Extract every line that contains the word "года".

>> BEGIN

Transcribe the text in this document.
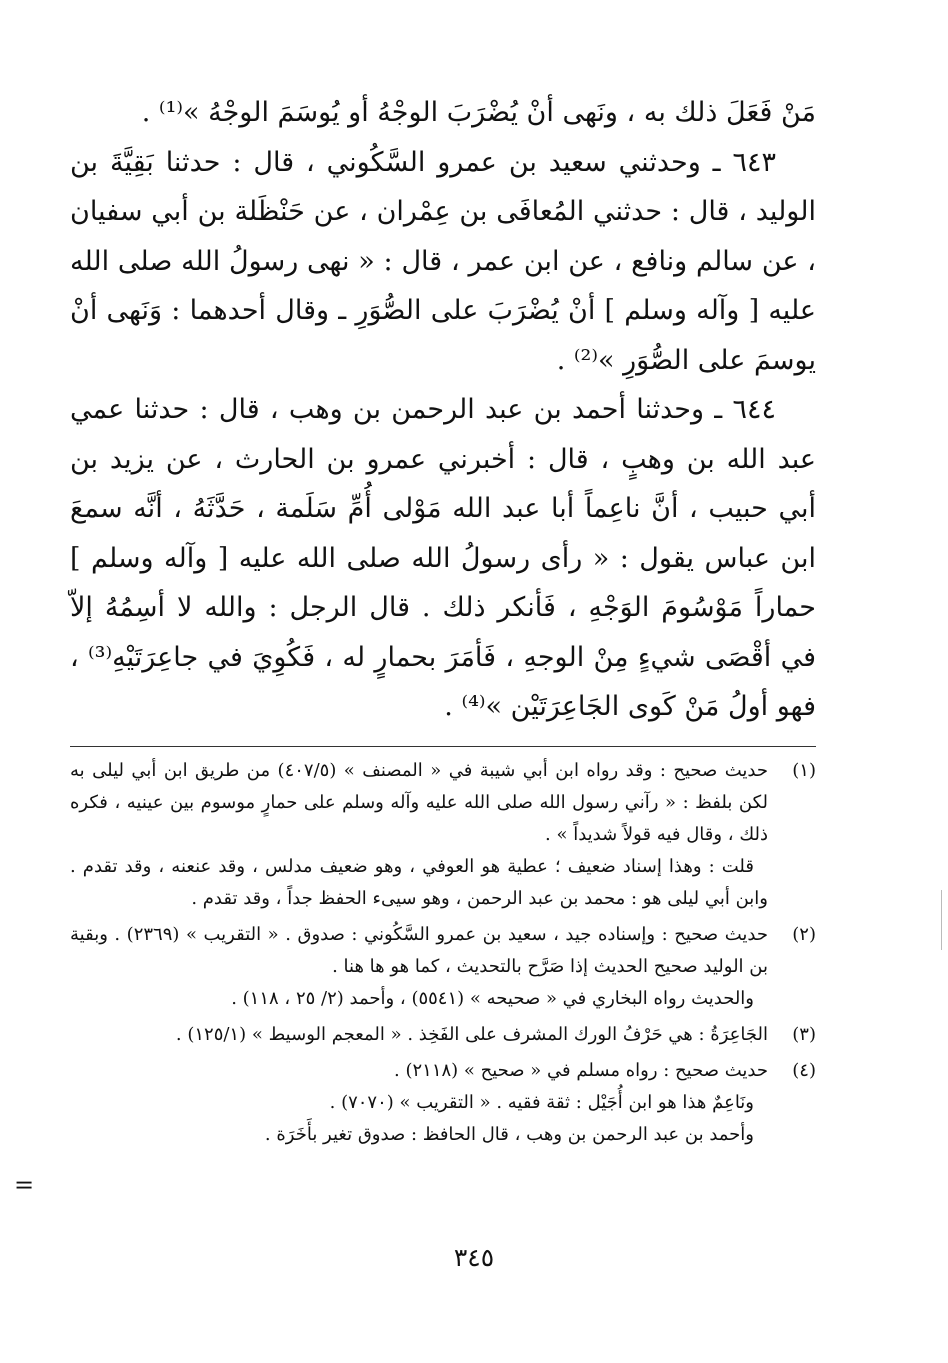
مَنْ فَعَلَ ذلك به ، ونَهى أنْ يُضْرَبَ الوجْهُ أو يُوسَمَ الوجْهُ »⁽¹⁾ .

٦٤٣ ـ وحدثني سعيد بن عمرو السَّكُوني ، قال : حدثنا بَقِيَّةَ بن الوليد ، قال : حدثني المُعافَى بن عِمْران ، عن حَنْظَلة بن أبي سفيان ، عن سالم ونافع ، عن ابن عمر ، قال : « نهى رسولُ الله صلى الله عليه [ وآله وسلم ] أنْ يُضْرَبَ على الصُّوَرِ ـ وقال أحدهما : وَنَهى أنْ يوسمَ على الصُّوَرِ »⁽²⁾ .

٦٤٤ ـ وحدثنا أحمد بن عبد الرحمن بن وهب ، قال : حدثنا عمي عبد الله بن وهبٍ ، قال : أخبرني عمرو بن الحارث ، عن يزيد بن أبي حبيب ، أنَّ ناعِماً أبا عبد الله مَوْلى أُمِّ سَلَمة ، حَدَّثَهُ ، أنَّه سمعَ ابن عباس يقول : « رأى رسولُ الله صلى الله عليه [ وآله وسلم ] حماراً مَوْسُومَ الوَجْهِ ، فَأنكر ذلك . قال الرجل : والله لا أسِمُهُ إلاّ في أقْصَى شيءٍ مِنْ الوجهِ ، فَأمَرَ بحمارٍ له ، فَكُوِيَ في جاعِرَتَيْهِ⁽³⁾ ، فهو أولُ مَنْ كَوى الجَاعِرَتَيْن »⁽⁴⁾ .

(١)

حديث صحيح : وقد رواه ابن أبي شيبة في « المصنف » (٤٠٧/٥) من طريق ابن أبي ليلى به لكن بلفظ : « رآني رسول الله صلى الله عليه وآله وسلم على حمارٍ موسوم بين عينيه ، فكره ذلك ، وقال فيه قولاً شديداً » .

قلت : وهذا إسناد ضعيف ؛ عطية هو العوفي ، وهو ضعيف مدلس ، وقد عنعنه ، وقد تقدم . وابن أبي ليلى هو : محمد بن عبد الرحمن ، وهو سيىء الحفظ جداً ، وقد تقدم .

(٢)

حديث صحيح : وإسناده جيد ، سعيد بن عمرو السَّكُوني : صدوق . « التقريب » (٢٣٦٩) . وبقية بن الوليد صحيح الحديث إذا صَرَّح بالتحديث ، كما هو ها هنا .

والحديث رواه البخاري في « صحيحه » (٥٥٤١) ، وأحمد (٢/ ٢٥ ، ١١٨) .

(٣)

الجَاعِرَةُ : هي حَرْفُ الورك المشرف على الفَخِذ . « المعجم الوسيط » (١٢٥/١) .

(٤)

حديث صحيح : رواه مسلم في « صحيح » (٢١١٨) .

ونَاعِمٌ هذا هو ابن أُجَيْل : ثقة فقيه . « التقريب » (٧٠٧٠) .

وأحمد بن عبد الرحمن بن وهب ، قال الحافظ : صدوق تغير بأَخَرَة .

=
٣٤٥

>> END
>> BEGIN

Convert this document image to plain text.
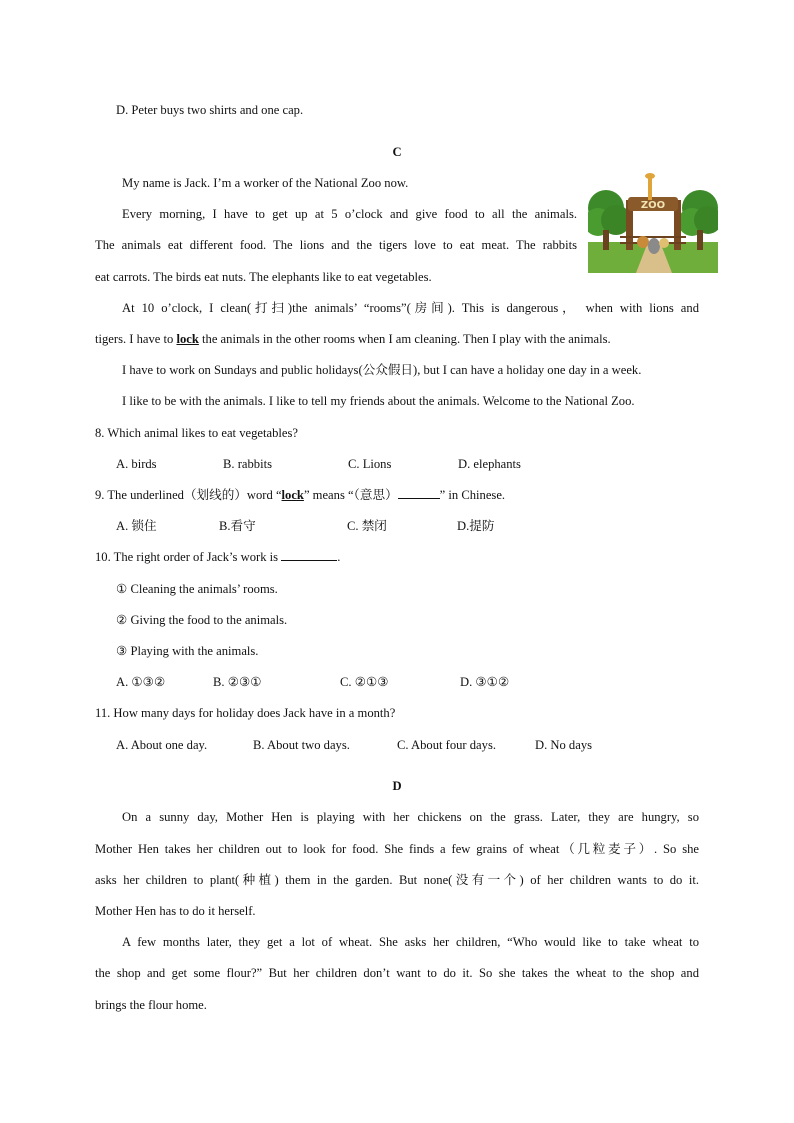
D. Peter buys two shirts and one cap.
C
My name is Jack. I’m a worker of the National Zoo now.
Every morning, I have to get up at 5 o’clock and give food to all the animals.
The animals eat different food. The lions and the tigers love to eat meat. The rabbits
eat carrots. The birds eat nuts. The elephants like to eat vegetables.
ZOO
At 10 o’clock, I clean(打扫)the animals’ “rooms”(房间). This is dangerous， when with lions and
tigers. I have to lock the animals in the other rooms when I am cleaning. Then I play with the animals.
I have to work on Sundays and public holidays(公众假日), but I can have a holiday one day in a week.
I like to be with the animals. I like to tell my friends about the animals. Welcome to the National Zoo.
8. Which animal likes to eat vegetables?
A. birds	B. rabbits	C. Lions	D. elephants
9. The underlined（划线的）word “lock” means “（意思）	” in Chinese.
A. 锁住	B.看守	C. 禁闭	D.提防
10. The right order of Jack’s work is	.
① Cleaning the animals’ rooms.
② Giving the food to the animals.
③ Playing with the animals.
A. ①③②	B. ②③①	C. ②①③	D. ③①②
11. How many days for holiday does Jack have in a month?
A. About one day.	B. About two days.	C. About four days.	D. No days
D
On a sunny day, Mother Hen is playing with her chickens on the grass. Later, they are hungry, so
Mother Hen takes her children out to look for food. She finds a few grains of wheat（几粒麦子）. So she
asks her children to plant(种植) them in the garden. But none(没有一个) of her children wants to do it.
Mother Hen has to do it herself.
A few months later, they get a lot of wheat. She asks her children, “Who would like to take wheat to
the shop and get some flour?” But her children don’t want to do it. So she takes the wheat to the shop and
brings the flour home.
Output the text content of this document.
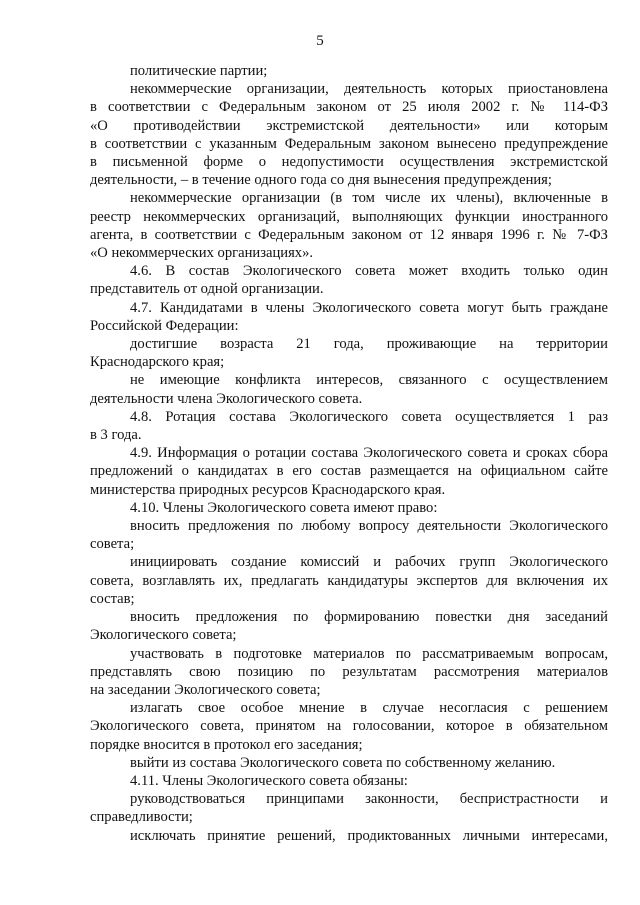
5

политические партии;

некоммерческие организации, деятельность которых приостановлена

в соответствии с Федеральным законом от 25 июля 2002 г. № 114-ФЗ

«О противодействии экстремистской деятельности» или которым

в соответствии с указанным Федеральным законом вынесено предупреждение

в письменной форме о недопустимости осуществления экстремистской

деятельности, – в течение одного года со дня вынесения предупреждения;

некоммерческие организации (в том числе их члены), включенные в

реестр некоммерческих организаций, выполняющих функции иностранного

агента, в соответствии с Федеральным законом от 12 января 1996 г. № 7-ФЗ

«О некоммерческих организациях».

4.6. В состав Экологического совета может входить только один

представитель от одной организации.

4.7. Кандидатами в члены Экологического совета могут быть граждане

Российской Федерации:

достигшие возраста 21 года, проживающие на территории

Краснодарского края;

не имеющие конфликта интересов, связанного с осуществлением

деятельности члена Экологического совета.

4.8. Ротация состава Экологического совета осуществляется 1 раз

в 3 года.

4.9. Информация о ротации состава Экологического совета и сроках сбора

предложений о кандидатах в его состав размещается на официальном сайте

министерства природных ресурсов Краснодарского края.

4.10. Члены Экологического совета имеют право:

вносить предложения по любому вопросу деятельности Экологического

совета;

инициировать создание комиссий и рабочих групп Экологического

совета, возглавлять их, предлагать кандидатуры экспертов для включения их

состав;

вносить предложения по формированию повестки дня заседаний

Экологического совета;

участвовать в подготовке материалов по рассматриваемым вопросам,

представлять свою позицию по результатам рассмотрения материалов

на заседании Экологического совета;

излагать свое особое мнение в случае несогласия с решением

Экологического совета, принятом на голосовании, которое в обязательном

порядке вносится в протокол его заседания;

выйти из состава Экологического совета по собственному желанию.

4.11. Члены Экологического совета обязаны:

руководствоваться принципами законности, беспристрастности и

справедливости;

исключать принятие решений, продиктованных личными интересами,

>> END
>> BEGIN

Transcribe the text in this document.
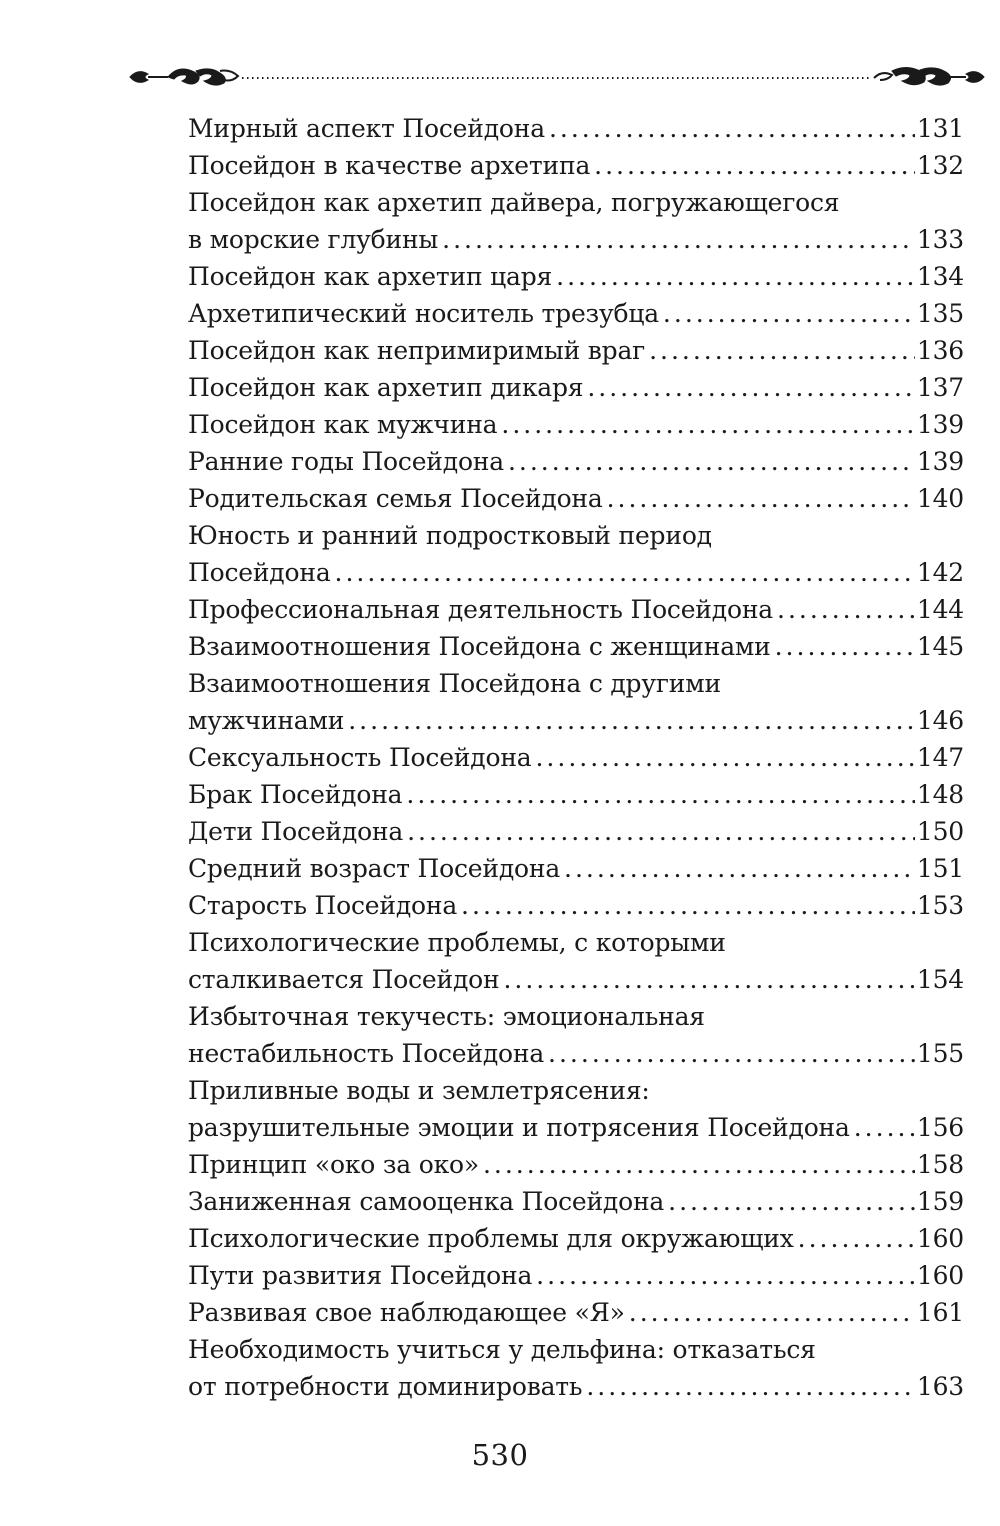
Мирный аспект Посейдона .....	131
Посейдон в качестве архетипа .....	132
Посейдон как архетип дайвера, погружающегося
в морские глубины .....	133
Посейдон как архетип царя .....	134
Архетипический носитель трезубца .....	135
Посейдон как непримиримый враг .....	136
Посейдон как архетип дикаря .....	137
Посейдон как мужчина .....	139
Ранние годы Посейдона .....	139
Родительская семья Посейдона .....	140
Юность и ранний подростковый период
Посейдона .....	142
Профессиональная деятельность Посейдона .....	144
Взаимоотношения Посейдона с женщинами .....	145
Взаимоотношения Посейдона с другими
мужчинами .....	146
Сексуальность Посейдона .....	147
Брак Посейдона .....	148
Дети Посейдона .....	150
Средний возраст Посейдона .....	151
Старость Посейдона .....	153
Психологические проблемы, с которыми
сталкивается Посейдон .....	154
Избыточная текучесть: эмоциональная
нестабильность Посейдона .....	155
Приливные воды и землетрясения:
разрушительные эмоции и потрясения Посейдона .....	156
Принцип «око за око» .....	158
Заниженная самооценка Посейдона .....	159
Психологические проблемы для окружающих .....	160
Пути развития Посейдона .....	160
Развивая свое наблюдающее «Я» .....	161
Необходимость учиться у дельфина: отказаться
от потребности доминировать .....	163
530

>> END

### RESULT FOR THIS TASK
деятельности, – в течение одного года со дня вынесения предупреждения;
достигшие возраста 21 года, проживающие на территории
в 3 года.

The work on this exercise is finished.